begin Excerpted data

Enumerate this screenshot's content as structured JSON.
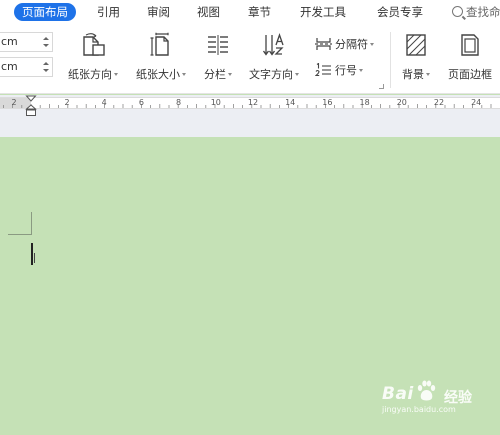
{
  "tabs": [
    {
      "label": "页面布局",
      "active": true
    },
    {
      "label": "引用",
      "active": false
    },
    {
      "label": "审阅",
      "active": false
    },
    {
      "label": "视图",
      "active": false
    },
    {
      "label": "章节",
      "active": false
    },
    {
      "label": "开发工具",
      "active": false
    },
    {
      "label": "会员专享",
      "active": false
    }
  ],
  "search": {
    "label": "查找命",
    "icon": "search-icon"
  },
  "margins": {
    "top_value": "cm",
    "bottom_value": "cm"
  },
  "ribbon": {
    "orientation": {
      "label": "纸张方向",
      "icon": "page-orientation-icon"
    },
    "size": {
      "label": "纸张大小",
      "icon": "page-size-icon"
    },
    "columns": {
      "label": "分栏",
      "icon": "columns-icon"
    },
    "text_direction": {
      "label": "文字方向",
      "icon": "text-direction-icon"
    },
    "breaks": {
      "label": "分隔符",
      "icon": "breaks-icon"
    },
    "line_numbers": {
      "label": "行号",
      "icon": "line-numbers-icon"
    },
    "background": {
      "label": "背景",
      "icon": "background-icon"
    },
    "page_border": {
      "label": "页面边框",
      "icon": "page-border-icon"
    }
  },
  "ruler": {
    "labels": [
      "2",
      "2",
      "4",
      "6",
      "8",
      "10",
      "12",
      "14",
      "16",
      "18",
      "20",
      "22",
      "24"
    ]
  },
  "watermark": {
    "brand": "Bai",
    "brand_suffix": "经验",
    "url": "jingyan.baidu.com"
  },
  "colors": {
    "accent": "#1e72e8",
    "document_bg": "#c5e1b6"
  }
}
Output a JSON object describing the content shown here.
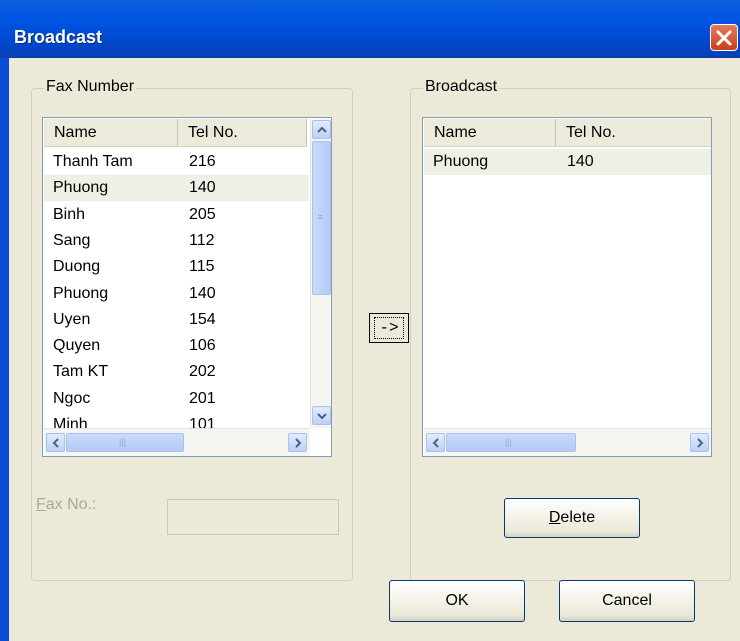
{
  "window": {
    "title": "Broadcast"
  },
  "fax_group": {
    "legend": "Fax Number",
    "columns": [
      "Name",
      "Tel No."
    ],
    "rows": [
      {
        "name": "Thanh Tam",
        "tel": "216"
      },
      {
        "name": "Phuong",
        "tel": "140"
      },
      {
        "name": "Binh",
        "tel": "205"
      },
      {
        "name": "Sang",
        "tel": "112"
      },
      {
        "name": "Duong",
        "tel": "115"
      },
      {
        "name": "Phuong",
        "tel": "140"
      },
      {
        "name": "Uyen",
        "tel": "154"
      },
      {
        "name": "Quyen",
        "tel": "106"
      },
      {
        "name": "Tam KT",
        "tel": "202"
      },
      {
        "name": "Ngoc",
        "tel": "201"
      },
      {
        "name": "Minh",
        "tel": "101"
      }
    ],
    "selected_row": 1,
    "fax_no_label_mnemonic": "F",
    "fax_no_label_rest": "ax No.:",
    "fax_no_value": ""
  },
  "move_button": {
    "label": "->"
  },
  "broadcast_group": {
    "legend": "Broadcast",
    "columns": [
      "Name",
      "Tel No."
    ],
    "rows": [
      {
        "name": "Phuong",
        "tel": "140"
      }
    ],
    "delete_mnemonic": "D",
    "delete_rest": "elete"
  },
  "buttons": {
    "ok": "OK",
    "cancel": "Cancel"
  },
  "colors": {
    "titlebar": "#0054e3",
    "dialog_bg": "#ece9d8",
    "selection": "#f0efe6"
  }
}
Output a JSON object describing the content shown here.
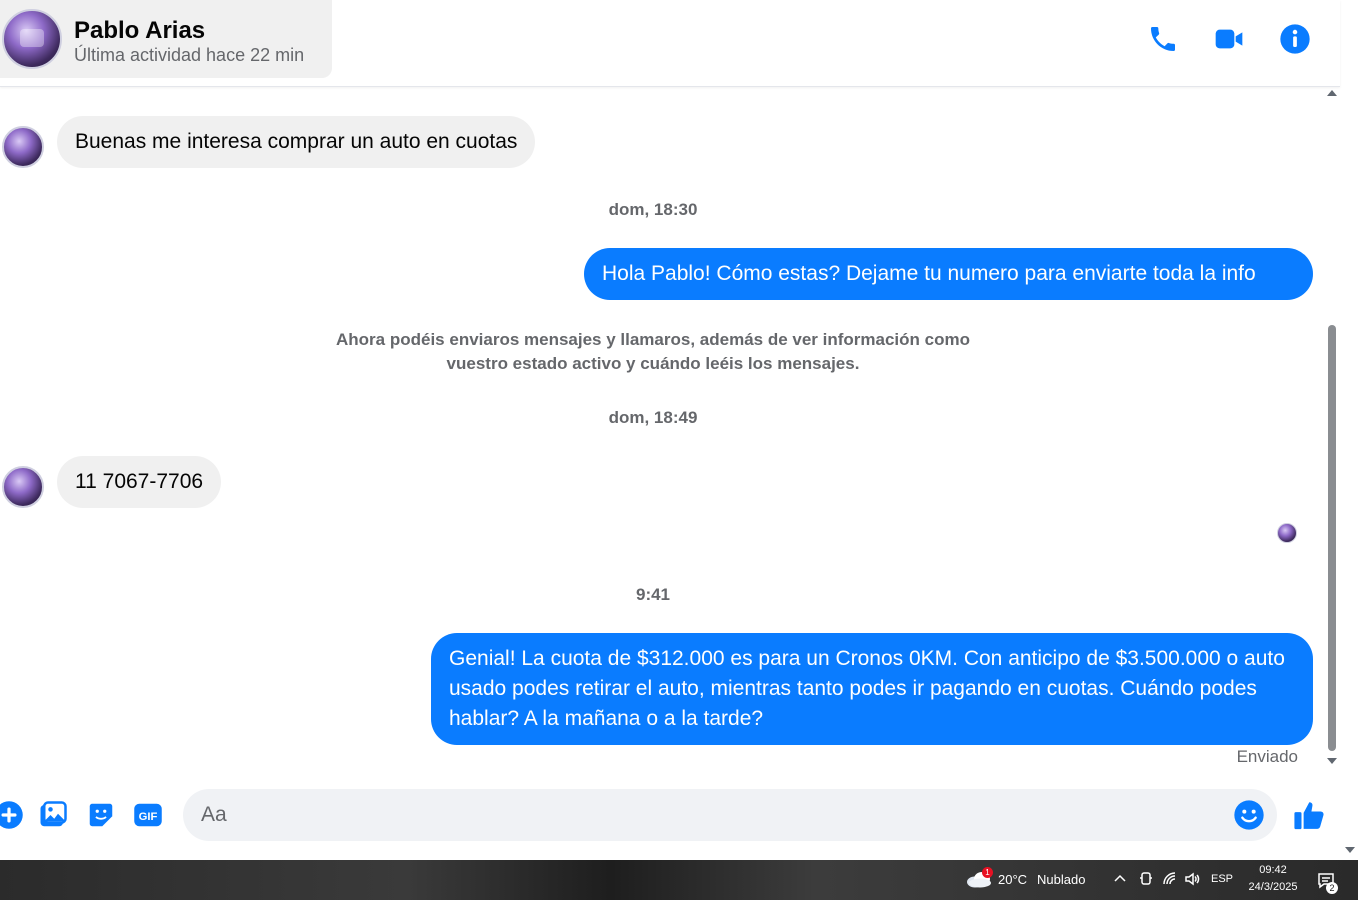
{
  "header": {
    "contact_name": "Pablo Arias",
    "contact_status": "Última actividad hace 22 min",
    "icons": [
      "phone-icon",
      "video-icon",
      "info-icon"
    ]
  },
  "messages": {
    "m1": "Buenas me interesa comprar un auto en cuotas",
    "ts1": "dom, 18:30",
    "m2": "Hola Pablo! Cómo estas? Dejame tu numero para enviarte toda la info",
    "system_note_line1": "Ahora podéis enviaros mensajes y llamaros, además de ver información como",
    "system_note_line2": "vuestro estado activo y cuándo leéis los mensajes.",
    "ts2": "dom, 18:49",
    "m3": "11 7067-7706",
    "ts3": "9:41",
    "m4": "Genial! La cuota de $312.000 es para un Cronos 0KM. Con anticipo de $3.500.000 o auto usado podes retirar el auto, mientras tanto podes ir pagando en cuotas. Cuándo podes hablar? A la mañana o a la tarde?",
    "status": "Enviado"
  },
  "composer": {
    "placeholder": "Aa",
    "icons": [
      "plus-icon",
      "image-icon",
      "sticker-icon",
      "gif-icon",
      "emoji-icon",
      "thumbs-up-icon"
    ]
  },
  "taskbar": {
    "weather_badge": "1",
    "temperature": "20°C",
    "weather": "Nublado",
    "language": "ESP",
    "time": "09:42",
    "date": "24/3/2025",
    "notifications": "2"
  },
  "colors": {
    "accent": "#0a7cff",
    "incoming_bubble": "#f0f0f0",
    "muted_text": "#65676b"
  }
}
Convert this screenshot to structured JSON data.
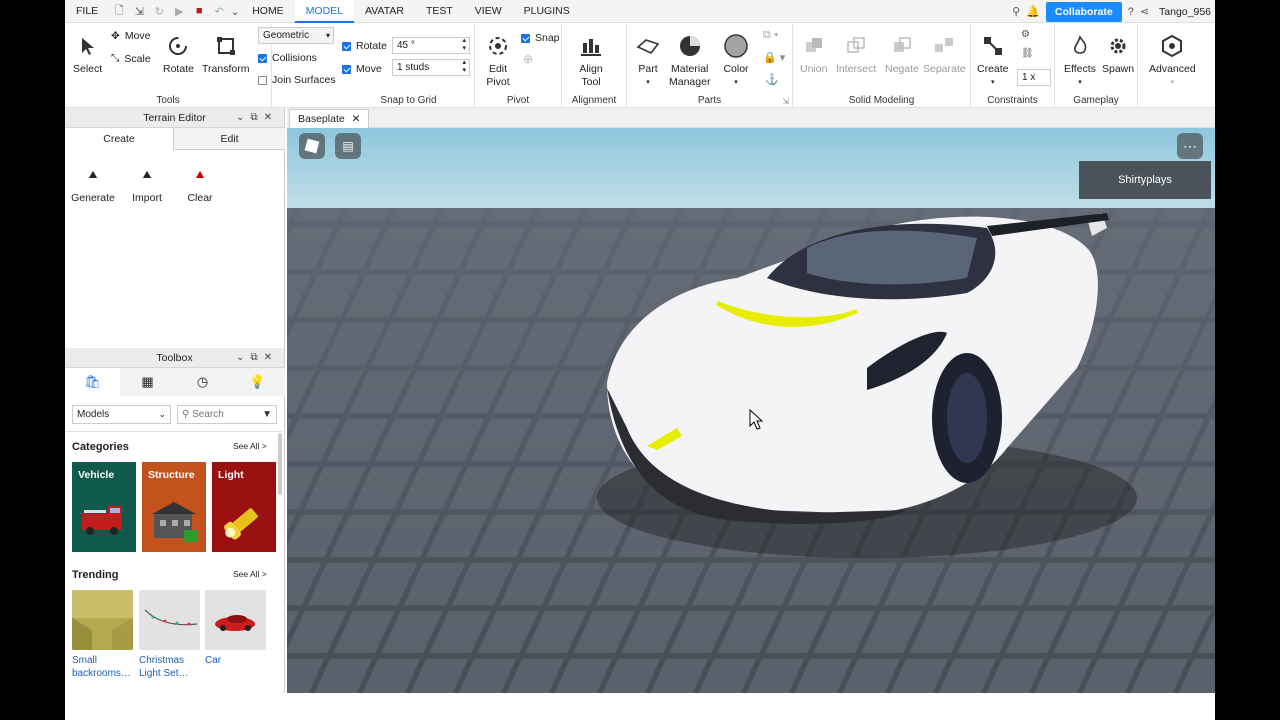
{
  "menubar": {
    "items": [
      "FILE",
      "HOME",
      "MODEL",
      "AVATAR",
      "TEST",
      "VIEW",
      "PLUGINS"
    ],
    "active": "MODEL",
    "collaborate": "Collaborate",
    "username": "Tango_956"
  },
  "ribbon": {
    "tools": {
      "select": "Select",
      "move": "Move",
      "scale": "Scale",
      "rotate": "Rotate",
      "transform": "Transform",
      "title": "Tools"
    },
    "snap": {
      "mode": "Geometric",
      "collisions": "Collisions",
      "join": "Join Surfaces",
      "rotate_label": "Rotate",
      "rotate_value": "45 °",
      "move_label": "Move",
      "move_value": "1 studs",
      "title": "Snap to Grid"
    },
    "pivot": {
      "edit_line1": "Edit",
      "edit_line2": "Pivot",
      "snap": "Snap",
      "title": "Pivot"
    },
    "alignment": {
      "line1": "Align",
      "line2": "Tool",
      "title": "Alignment"
    },
    "parts": {
      "part": "Part",
      "material_line1": "Material",
      "material_line2": "Manager",
      "color": "Color",
      "title": "Parts"
    },
    "solid": {
      "union": "Union",
      "intersect": "Intersect",
      "negate": "Negate",
      "separate": "Separate",
      "title": "Solid Modeling"
    },
    "constraints": {
      "create": "Create",
      "scale": "1 x",
      "title": "Constraints"
    },
    "gameplay": {
      "effects": "Effects",
      "spawn": "Spawn",
      "title": "Gameplay"
    },
    "advanced": "Advanced"
  },
  "terrain": {
    "title": "Terrain Editor",
    "tabs": [
      "Create",
      "Edit"
    ],
    "tools": [
      "Generate",
      "Import",
      "Clear"
    ]
  },
  "toolbox": {
    "title": "Toolbox",
    "dropdown": "Models",
    "search_placeholder": "Search",
    "categories_title": "Categories",
    "see_all": "See All >",
    "categories": [
      "Vehicle",
      "Structure",
      "Light"
    ],
    "trending_title": "Trending",
    "trending": [
      {
        "line1": "Small",
        "line2": "backrooms…"
      },
      {
        "line1": "Christmas",
        "line2": "Light Set…"
      },
      {
        "line1": "Car",
        "line2": ""
      }
    ]
  },
  "doc": {
    "tab": "Baseplate"
  },
  "viewport": {
    "player": "Shirtyplays"
  },
  "colors": {
    "accent": "#1a73e8",
    "collaborate": "#1a8cff",
    "vehicle": "#0f5a4d",
    "structure": "#c4521c",
    "light": "#9b1111",
    "sky": "#a9d3e3",
    "ground": "#4f5763"
  }
}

end Excerpted data

Omit every image. Quote each record exactly.

Enumerate this screenshot's content as structured JSON.
{
  "tabs": [
    {
      "label": "页面布局",
      "active": true
    },
    {
      "label": "引用",
      "active": false
    },
    {
      "label": "审阅",
      "active": false
    },
    {
      "label": "视图",
      "active": false
    },
    {
      "label": "章节",
      "active": false
    },
    {
      "label": "开发工具",
      "active": false
    },
    {
      "label": "会员专享",
      "active": false
    }
  ],
  "search": {
    "label": "查找命",
    "icon": "search-icon"
  },
  "margins": {
    "top_value": "cm",
    "bottom_value": "cm"
  },
  "ribbon": {
    "orientation": {
      "label": "纸张方向",
      "icon": "page-orientation-icon"
    },
    "size": {
      "label": "纸张大小",
      "icon": "page-size-icon"
    },
    "columns": {
      "label": "分栏",
      "icon": "columns-icon"
    },
    "text_direction": {
      "label": "文字方向",
      "icon": "text-direction-icon"
    },
    "breaks": {
      "label": "分隔符",
      "icon": "breaks-icon"
    },
    "line_numbers": {
      "label": "行号",
      "icon": "line-numbers-icon"
    },
    "background": {
      "label": "背景",
      "icon": "background-icon"
    },
    "page_border": {
      "label": "页面边框",
      "icon": "page-border-icon"
    }
  },
  "ruler": {
    "labels": [
      "2",
      "2",
      "4",
      "6",
      "8",
      "10",
      "12",
      "14",
      "16",
      "18",
      "20",
      "22",
      "24"
    ]
  },
  "watermark": {
    "brand": "Bai",
    "brand_suffix": "经验",
    "url": "jingyan.baidu.com"
  },
  "colors": {
    "accent": "#1e72e8",
    "document_bg": "#c5e1b6"
  }
}
Output a JSON object describing the content shown here.
{
  "window": {
    "title": "Broadcast"
  },
  "fax_group": {
    "legend": "Fax Number",
    "columns": [
      "Name",
      "Tel No."
    ],
    "rows": [
      {
        "name": "Thanh Tam",
        "tel": "216"
      },
      {
        "name": "Phuong",
        "tel": "140"
      },
      {
        "name": "Binh",
        "tel": "205"
      },
      {
        "name": "Sang",
        "tel": "112"
      },
      {
        "name": "Duong",
        "tel": "115"
      },
      {
        "name": "Phuong",
        "tel": "140"
      },
      {
        "name": "Uyen",
        "tel": "154"
      },
      {
        "name": "Quyen",
        "tel": "106"
      },
      {
        "name": "Tam KT",
        "tel": "202"
      },
      {
        "name": "Ngoc",
        "tel": "201"
      },
      {
        "name": "Minh",
        "tel": "101"
      }
    ],
    "selected_row": 1,
    "fax_no_label_mnemonic": "F",
    "fax_no_label_rest": "ax No.:",
    "fax_no_value": ""
  },
  "move_button": {
    "label": "->"
  },
  "broadcast_group": {
    "legend": "Broadcast",
    "columns": [
      "Name",
      "Tel No."
    ],
    "rows": [
      {
        "name": "Phuong",
        "tel": "140"
      }
    ],
    "delete_mnemonic": "D",
    "delete_rest": "elete"
  },
  "buttons": {
    "ok": "OK",
    "cancel": "Cancel"
  },
  "colors": {
    "titlebar": "#0054e3",
    "dialog_bg": "#ece9d8",
    "selection": "#f0efe6"
  }
}
Output a JSON object describing the content shown here.
{
  "header": {
    "contact_name": "Pablo Arias",
    "contact_status": "Última actividad hace 22 min",
    "icons": [
      "phone-icon",
      "video-icon",
      "info-icon"
    ]
  },
  "messages": {
    "m1": "Buenas me interesa comprar un auto en cuotas",
    "ts1": "dom, 18:30",
    "m2": "Hola Pablo! Cómo estas? Dejame tu numero para enviarte toda la info",
    "system_note_line1": "Ahora podéis enviaros mensajes y llamaros, además de ver información como",
    "system_note_line2": "vuestro estado activo y cuándo leéis los mensajes.",
    "ts2": "dom, 18:49",
    "m3": "11 7067-7706",
    "ts3": "9:41",
    "m4": "Genial! La cuota de $312.000 es para un Cronos 0KM. Con anticipo de $3.500.000 o auto usado podes retirar el auto, mientras tanto podes ir pagando en cuotas. Cuándo podes hablar? A la mañana o a la tarde?",
    "status": "Enviado"
  },
  "composer": {
    "placeholder": "Aa",
    "icons": [
      "plus-icon",
      "image-icon",
      "sticker-icon",
      "gif-icon",
      "emoji-icon",
      "thumbs-up-icon"
    ]
  },
  "taskbar": {
    "weather_badge": "1",
    "temperature": "20°C",
    "weather": "Nublado",
    "language": "ESP",
    "time": "09:42",
    "date": "24/3/2025",
    "notifications": "2"
  },
  "colors": {
    "accent": "#0a7cff",
    "incoming_bubble": "#f0f0f0",
    "muted_text": "#65676b"
  }
}
Convert this screenshot to structured JSON data.
{
  "menubar": {
    "items": [
      "FILE",
      "HOME",
      "MODEL",
      "AVATAR",
      "TEST",
      "VIEW",
      "PLUGINS"
    ],
    "active": "MODEL",
    "collaborate": "Collaborate",
    "username": "Tango_956"
  },
  "ribbon": {
    "tools": {
      "select": "Select",
      "move": "Move",
      "scale": "Scale",
      "rotate": "Rotate",
      "transform": "Transform",
      "title": "Tools"
    },
    "snap": {
      "mode": "Geometric",
      "collisions": "Collisions",
      "join": "Join Surfaces",
      "rotate_label": "Rotate",
      "rotate_value": "45 °",
      "move_label": "Move",
      "move_value": "1 studs",
      "title": "Snap to Grid"
    },
    "pivot": {
      "edit_line1": "Edit",
      "edit_line2": "Pivot",
      "snap": "Snap",
      "title": "Pivot"
    },
    "alignment": {
      "line1": "Align",
      "line2": "Tool",
      "title": "Alignment"
    },
    "parts": {
      "part": "Part",
      "material_line1": "Material",
      "material_line2": "Manager",
      "color": "Color",
      "title": "Parts"
    },
    "solid": {
      "union": "Union",
      "intersect": "Intersect",
      "negate": "Negate",
      "separate": "Separate",
      "title": "Solid Modeling"
    },
    "constraints": {
      "create": "Create",
      "scale": "1 x",
      "title": "Constraints"
    },
    "gameplay": {
      "effects": "Effects",
      "spawn": "Spawn",
      "title": "Gameplay"
    },
    "advanced": "Advanced"
  },
  "terrain": {
    "title": "Terrain Editor",
    "tabs": [
      "Create",
      "Edit"
    ],
    "tools": [
      "Generate",
      "Import",
      "Clear"
    ]
  },
  "toolbox": {
    "title": "Toolbox",
    "dropdown": "Models",
    "search_placeholder": "Search",
    "categories_title": "Categories",
    "see_all": "See All >",
    "categories": [
      "Vehicle",
      "Structure",
      "Light"
    ],
    "trending_title": "Trending",
    "trending": [
      {
        "line1": "Small",
        "line2": "backrooms…"
      },
      {
        "line1": "Christmas",
        "line2": "Light Set…"
      },
      {
        "line1": "Car",
        "line2": ""
      }
    ]
  },
  "doc": {
    "tab": "Baseplate"
  },
  "viewport": {
    "player": "Shirtyplays"
  },
  "colors": {
    "accent": "#1a73e8",
    "collaborate": "#1a8cff",
    "vehicle": "#0f5a4d",
    "structure": "#c4521c",
    "light": "#9b1111",
    "sky": "#a9d3e3",
    "ground": "#4f5763"
  }
}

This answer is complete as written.